Saved entries>
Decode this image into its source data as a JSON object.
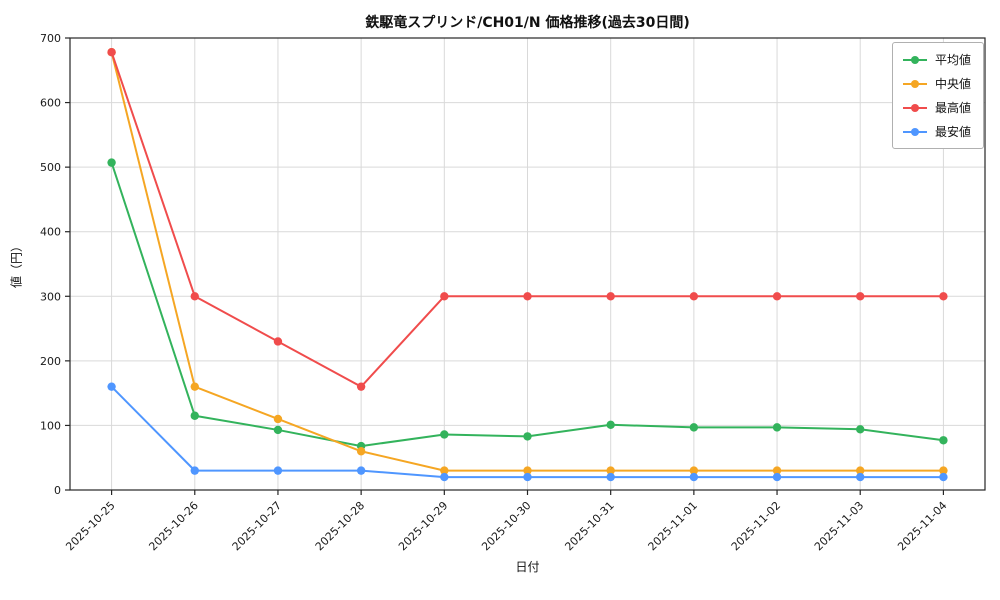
{
  "chart_data": {
    "type": "line",
    "title": "鉄駆竜スプリンド/CH01/N 価格推移(過去30日間)",
    "xlabel": "日付",
    "ylabel": "値（円）",
    "x": [
      "2025-10-25",
      "2025-10-26",
      "2025-10-27",
      "2025-10-28",
      "2025-10-29",
      "2025-10-30",
      "2025-10-31",
      "2025-11-01",
      "2025-11-02",
      "2025-11-03",
      "2025-11-04"
    ],
    "series": [
      {
        "name": "平均値",
        "color": "#33b35c",
        "values": [
          507,
          115,
          93,
          68,
          86,
          83,
          101,
          97,
          97,
          94,
          77
        ]
      },
      {
        "name": "中央値",
        "color": "#f5a623",
        "values": [
          678,
          160,
          110,
          60,
          30,
          30,
          30,
          30,
          30,
          30,
          30
        ]
      },
      {
        "name": "最高値",
        "color": "#f04c4c",
        "values": [
          678,
          300,
          230,
          160,
          300,
          300,
          300,
          300,
          300,
          300,
          300
        ]
      },
      {
        "name": "最安値",
        "color": "#4f96ff",
        "values": [
          160,
          30,
          30,
          30,
          20,
          20,
          20,
          20,
          20,
          20,
          20
        ]
      }
    ],
    "ylim": [
      0,
      700
    ],
    "ytick_step": 100,
    "grid": true,
    "legend_position": "top-right",
    "colors": {
      "grid": "#d9d9d9",
      "axis": "#262626",
      "background": "#ffffff"
    }
  }
}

Work to be completed>
Leaving aside the images, write out the entries above word for word.

Response to this exercise>
Decode this image into its source data as a JSON object.
{
  "chart_data": {
    "type": "line",
    "title": "鉄駆竜スプリンド/CH01/N 価格推移(過去30日間)",
    "xlabel": "日付",
    "ylabel": "値（円）",
    "x": [
      "2025-10-25",
      "2025-10-26",
      "2025-10-27",
      "2025-10-28",
      "2025-10-29",
      "2025-10-30",
      "2025-10-31",
      "2025-11-01",
      "2025-11-02",
      "2025-11-03",
      "2025-11-04"
    ],
    "series": [
      {
        "name": "平均値",
        "color": "#33b35c",
        "values": [
          507,
          115,
          93,
          68,
          86,
          83,
          101,
          97,
          97,
          94,
          77
        ]
      },
      {
        "name": "中央値",
        "color": "#f5a623",
        "values": [
          678,
          160,
          110,
          60,
          30,
          30,
          30,
          30,
          30,
          30,
          30
        ]
      },
      {
        "name": "最高値",
        "color": "#f04c4c",
        "values": [
          678,
          300,
          230,
          160,
          300,
          300,
          300,
          300,
          300,
          300,
          300
        ]
      },
      {
        "name": "最安値",
        "color": "#4f96ff",
        "values": [
          160,
          30,
          30,
          30,
          20,
          20,
          20,
          20,
          20,
          20,
          20
        ]
      }
    ],
    "ylim": [
      0,
      700
    ],
    "ytick_step": 100,
    "grid": true,
    "legend_position": "top-right",
    "colors": {
      "grid": "#d9d9d9",
      "axis": "#262626",
      "background": "#ffffff"
    }
  }
}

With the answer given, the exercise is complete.